# WRITTEN TASK:
Type out all the records word for word. Any pictures are to be left out.

# Records from a collection:
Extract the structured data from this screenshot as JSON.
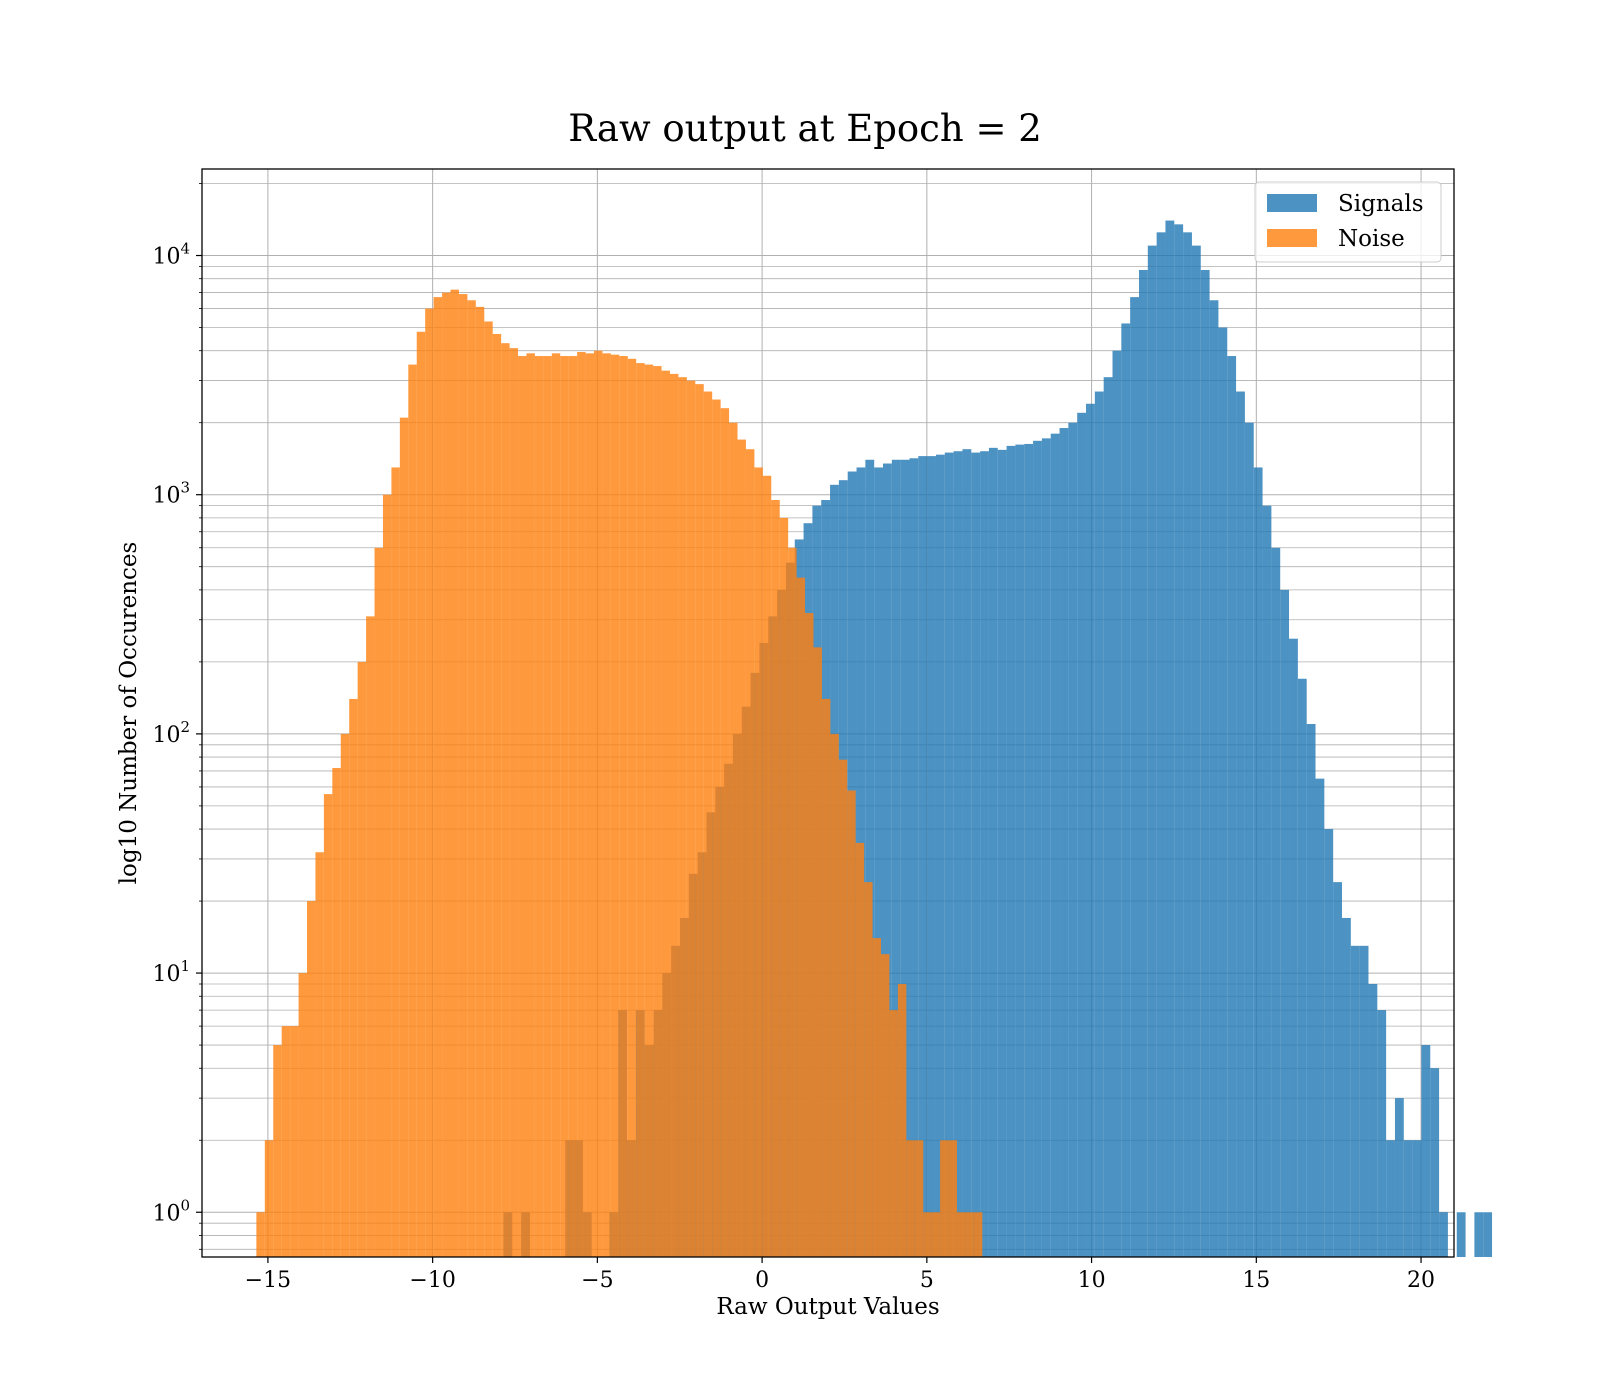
{
  "chart_data": {
    "type": "bar",
    "title": "Raw output at Epoch = 2",
    "xlabel": "Raw Output Values",
    "ylabel": "log10 Number of Occurences",
    "xlim": [
      -17,
      21
    ],
    "ylim": [
      0.65,
      23000
    ],
    "yscale": "log",
    "grid": true,
    "legend_position": "top-right",
    "xticks": [
      -15,
      -10,
      -5,
      0,
      5,
      10,
      15,
      20
    ],
    "xtick_labels": [
      "−15",
      "−10",
      "−5",
      "0",
      "5",
      "10",
      "15",
      "20"
    ],
    "ytick_labels": [
      {
        "base": "10",
        "exp": "0",
        "value": 1
      },
      {
        "base": "10",
        "exp": "1",
        "value": 10
      },
      {
        "base": "10",
        "exp": "2",
        "value": 100
      },
      {
        "base": "10",
        "exp": "3",
        "value": 1000
      },
      {
        "base": "10",
        "exp": "4",
        "value": 10000
      }
    ],
    "series": [
      {
        "name": "Signals",
        "color": "#1f77b4",
        "alpha": 0.8,
        "bin_start": -7.85,
        "bin_width": 0.2679,
        "values": [
          1,
          0,
          1,
          0,
          0,
          0,
          0,
          2,
          2,
          1,
          0,
          0,
          1,
          7,
          2,
          7,
          5,
          7,
          10,
          13,
          17,
          26,
          32,
          47,
          60,
          75,
          100,
          130,
          180,
          240,
          310,
          400,
          520,
          650,
          760,
          900,
          950,
          1100,
          1150,
          1250,
          1300,
          1400,
          1300,
          1350,
          1400,
          1400,
          1420,
          1450,
          1450,
          1470,
          1500,
          1520,
          1550,
          1500,
          1520,
          1570,
          1540,
          1600,
          1620,
          1630,
          1680,
          1720,
          1800,
          1900,
          2000,
          2200,
          2400,
          2700,
          3100,
          4000,
          5200,
          6700,
          8700,
          11000,
          12500,
          14000,
          13500,
          12500,
          11000,
          8700,
          6500,
          5000,
          3800,
          2700,
          2000,
          1300,
          900,
          600,
          400,
          250,
          170,
          110,
          65,
          40,
          24,
          17,
          13,
          13,
          9,
          7,
          2,
          3,
          2,
          2,
          5,
          4,
          1,
          0,
          1,
          0,
          1,
          1
        ]
      },
      {
        "name": "Noise",
        "color": "#ff7f0e",
        "alpha": 0.8,
        "bin_start": -15.35,
        "bin_width": 0.2562,
        "values": [
          1,
          2,
          5,
          6,
          6,
          10,
          20,
          32,
          56,
          72,
          100,
          140,
          200,
          310,
          600,
          1000,
          1300,
          2100,
          3500,
          4800,
          6000,
          6700,
          7000,
          7200,
          6900,
          6500,
          6100,
          5300,
          4700,
          4300,
          4100,
          3800,
          3900,
          3800,
          3800,
          3900,
          3800,
          3800,
          3950,
          3900,
          4000,
          3900,
          3850,
          3800,
          3700,
          3550,
          3500,
          3450,
          3300,
          3200,
          3100,
          3000,
          2900,
          2700,
          2500,
          2300,
          2000,
          1700,
          1550,
          1300,
          1200,
          950,
          800,
          600,
          450,
          320,
          230,
          140,
          100,
          78,
          58,
          35,
          24,
          14,
          12,
          7,
          9,
          2,
          2,
          1,
          1,
          2,
          2,
          1,
          1,
          1
        ]
      }
    ],
    "legend": [
      {
        "name": "Signals",
        "color": "#1f77b4"
      },
      {
        "name": "Noise",
        "color": "#ff7f0e"
      }
    ]
  }
}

# FULL OUTPUT:
Extract the structured data from this screenshot as JSON.
{
  "chart_data": {
    "type": "bar",
    "title": "Raw output at Epoch = 2",
    "xlabel": "Raw Output Values",
    "ylabel": "log10 Number of Occurences",
    "xlim": [
      -17,
      21
    ],
    "ylim": [
      0.65,
      23000
    ],
    "yscale": "log",
    "grid": true,
    "legend_position": "top-right",
    "xticks": [
      -15,
      -10,
      -5,
      0,
      5,
      10,
      15,
      20
    ],
    "xtick_labels": [
      "−15",
      "−10",
      "−5",
      "0",
      "5",
      "10",
      "15",
      "20"
    ],
    "ytick_labels": [
      {
        "base": "10",
        "exp": "0",
        "value": 1
      },
      {
        "base": "10",
        "exp": "1",
        "value": 10
      },
      {
        "base": "10",
        "exp": "2",
        "value": 100
      },
      {
        "base": "10",
        "exp": "3",
        "value": 1000
      },
      {
        "base": "10",
        "exp": "4",
        "value": 10000
      }
    ],
    "series": [
      {
        "name": "Signals",
        "color": "#1f77b4",
        "alpha": 0.8,
        "bin_start": -7.85,
        "bin_width": 0.2679,
        "values": [
          1,
          0,
          1,
          0,
          0,
          0,
          0,
          2,
          2,
          1,
          0,
          0,
          1,
          7,
          2,
          7,
          5,
          7,
          10,
          13,
          17,
          26,
          32,
          47,
          60,
          75,
          100,
          130,
          180,
          240,
          310,
          400,
          520,
          650,
          760,
          900,
          950,
          1100,
          1150,
          1250,
          1300,
          1400,
          1300,
          1350,
          1400,
          1400,
          1420,
          1450,
          1450,
          1470,
          1500,
          1520,
          1550,
          1500,
          1520,
          1570,
          1540,
          1600,
          1620,
          1630,
          1680,
          1720,
          1800,
          1900,
          2000,
          2200,
          2400,
          2700,
          3100,
          4000,
          5200,
          6700,
          8700,
          11000,
          12500,
          14000,
          13500,
          12500,
          11000,
          8700,
          6500,
          5000,
          3800,
          2700,
          2000,
          1300,
          900,
          600,
          400,
          250,
          170,
          110,
          65,
          40,
          24,
          17,
          13,
          13,
          9,
          7,
          2,
          3,
          2,
          2,
          5,
          4,
          1,
          0,
          1,
          0,
          1,
          1
        ]
      },
      {
        "name": "Noise",
        "color": "#ff7f0e",
        "alpha": 0.8,
        "bin_start": -15.35,
        "bin_width": 0.2562,
        "values": [
          1,
          2,
          5,
          6,
          6,
          10,
          20,
          32,
          56,
          72,
          100,
          140,
          200,
          310,
          600,
          1000,
          1300,
          2100,
          3500,
          4800,
          6000,
          6700,
          7000,
          7200,
          6900,
          6500,
          6100,
          5300,
          4700,
          4300,
          4100,
          3800,
          3900,
          3800,
          3800,
          3900,
          3800,
          3800,
          3950,
          3900,
          4000,
          3900,
          3850,
          3800,
          3700,
          3550,
          3500,
          3450,
          3300,
          3200,
          3100,
          3000,
          2900,
          2700,
          2500,
          2300,
          2000,
          1700,
          1550,
          1300,
          1200,
          950,
          800,
          600,
          450,
          320,
          230,
          140,
          100,
          78,
          58,
          35,
          24,
          14,
          12,
          7,
          9,
          2,
          2,
          1,
          1,
          2,
          2,
          1,
          1,
          1
        ]
      }
    ],
    "legend": [
      {
        "name": "Signals",
        "color": "#1f77b4"
      },
      {
        "name": "Noise",
        "color": "#ff7f0e"
      }
    ]
  }
}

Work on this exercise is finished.